[Stored items from a collection]
◇ ◇ ◇
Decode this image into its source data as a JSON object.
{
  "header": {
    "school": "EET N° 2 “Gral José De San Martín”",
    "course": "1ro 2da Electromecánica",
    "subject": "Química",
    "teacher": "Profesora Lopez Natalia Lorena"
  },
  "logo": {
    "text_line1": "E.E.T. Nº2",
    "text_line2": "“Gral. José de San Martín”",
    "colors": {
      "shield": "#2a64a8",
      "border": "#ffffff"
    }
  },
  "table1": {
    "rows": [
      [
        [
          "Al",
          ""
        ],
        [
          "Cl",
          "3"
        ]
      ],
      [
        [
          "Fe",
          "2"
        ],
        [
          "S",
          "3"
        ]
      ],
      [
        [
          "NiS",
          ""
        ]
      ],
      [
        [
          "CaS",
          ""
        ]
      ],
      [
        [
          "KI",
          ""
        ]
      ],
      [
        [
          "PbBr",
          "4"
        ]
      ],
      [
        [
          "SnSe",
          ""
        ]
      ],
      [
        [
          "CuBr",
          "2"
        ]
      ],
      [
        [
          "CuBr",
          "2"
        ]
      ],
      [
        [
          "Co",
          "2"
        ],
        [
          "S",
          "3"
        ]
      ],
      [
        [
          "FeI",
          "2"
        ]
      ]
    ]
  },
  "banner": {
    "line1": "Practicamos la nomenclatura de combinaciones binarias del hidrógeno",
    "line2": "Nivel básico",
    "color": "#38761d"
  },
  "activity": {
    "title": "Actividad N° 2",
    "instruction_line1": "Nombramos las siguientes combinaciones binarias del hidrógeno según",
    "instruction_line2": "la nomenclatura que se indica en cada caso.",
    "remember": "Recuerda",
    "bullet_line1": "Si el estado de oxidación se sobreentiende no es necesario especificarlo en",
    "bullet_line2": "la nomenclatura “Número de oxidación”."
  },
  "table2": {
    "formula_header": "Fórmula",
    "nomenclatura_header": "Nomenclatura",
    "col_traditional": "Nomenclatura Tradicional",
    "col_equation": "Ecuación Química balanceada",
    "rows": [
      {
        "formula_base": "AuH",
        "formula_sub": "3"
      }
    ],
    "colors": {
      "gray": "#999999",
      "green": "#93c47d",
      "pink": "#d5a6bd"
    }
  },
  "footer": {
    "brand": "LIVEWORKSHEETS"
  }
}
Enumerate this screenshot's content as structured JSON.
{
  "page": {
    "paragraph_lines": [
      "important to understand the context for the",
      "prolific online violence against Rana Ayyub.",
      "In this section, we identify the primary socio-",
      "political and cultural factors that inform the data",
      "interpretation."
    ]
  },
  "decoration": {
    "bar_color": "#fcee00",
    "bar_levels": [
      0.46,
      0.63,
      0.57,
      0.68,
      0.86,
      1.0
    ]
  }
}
◇ ◇ ◇
YOUR INSTRUCTIONS.
Return the listing above word for word.

RESULT FOR THIS EXERCISE.
Decode this image into its source data as a JSON object.
{
  "header": {
    "school": "EET N° 2 “Gral José De San Martín”",
    "course": "1ro 2da Electromecánica",
    "subject": "Química",
    "teacher": "Profesora Lopez Natalia Lorena"
  },
  "logo": {
    "text_line1": "E.E.T. Nº2",
    "text_line2": "“Gral. José de San Martín”",
    "colors": {
      "shield": "#2a64a8",
      "border": "#ffffff"
    }
  },
  "table1": {
    "rows": [
      [
        [
          "Al",
          ""
        ],
        [
          "Cl",
          "3"
        ]
      ],
      [
        [
          "Fe",
          "2"
        ],
        [
          "S",
          "3"
        ]
      ],
      [
        [
          "NiS",
          ""
        ]
      ],
      [
        [
          "CaS",
          ""
        ]
      ],
      [
        [
          "KI",
          ""
        ]
      ],
      [
        [
          "PbBr",
          "4"
        ]
      ],
      [
        [
          "SnSe",
          ""
        ]
      ],
      [
        [
          "CuBr",
          "2"
        ]
      ],
      [
        [
          "CuBr",
          "2"
        ]
      ],
      [
        [
          "Co",
          "2"
        ],
        [
          "S",
          "3"
        ]
      ],
      [
        [
          "FeI",
          "2"
        ]
      ]
    ]
  },
  "banner": {
    "line1": "Practicamos la nomenclatura de combinaciones binarias del hidrógeno",
    "line2": "Nivel básico",
    "color": "#38761d"
  },
  "activity": {
    "title": "Actividad N° 2",
    "instruction_line1": "Nombramos las siguientes combinaciones binarias del hidrógeno según",
    "instruction_line2": "la nomenclatura que se indica en cada caso.",
    "remember": "Recuerda",
    "bullet_line1": "Si el estado de oxidación se sobreentiende no es necesario especificarlo en",
    "bullet_line2": "la nomenclatura “Número de oxidación”."
  },
  "table2": {
    "formula_header": "Fórmula",
    "nomenclatura_header": "Nomenclatura",
    "col_traditional": "Nomenclatura Tradicional",
    "col_equation": "Ecuación Química balanceada",
    "rows": [
      {
        "formula_base": "AuH",
        "formula_sub": "3"
      }
    ],
    "colors": {
      "gray": "#999999",
      "green": "#93c47d",
      "pink": "#d5a6bd"
    }
  },
  "footer": {
    "brand": "LIVEWORKSHEETS"
  }
}
Enumerate this screenshot's content as structured JSON.
{
  "page": {
    "paragraph_lines": [
      "important to understand the context for the",
      "prolific online violence against Rana Ayyub.",
      "In this section, we identify the primary socio-",
      "political and cultural factors that inform the data",
      "interpretation."
    ]
  },
  "decoration": {
    "bar_color": "#fcee00",
    "bar_levels": [
      0.46,
      0.63,
      0.57,
      0.68,
      0.86,
      1.0
    ]
  }
}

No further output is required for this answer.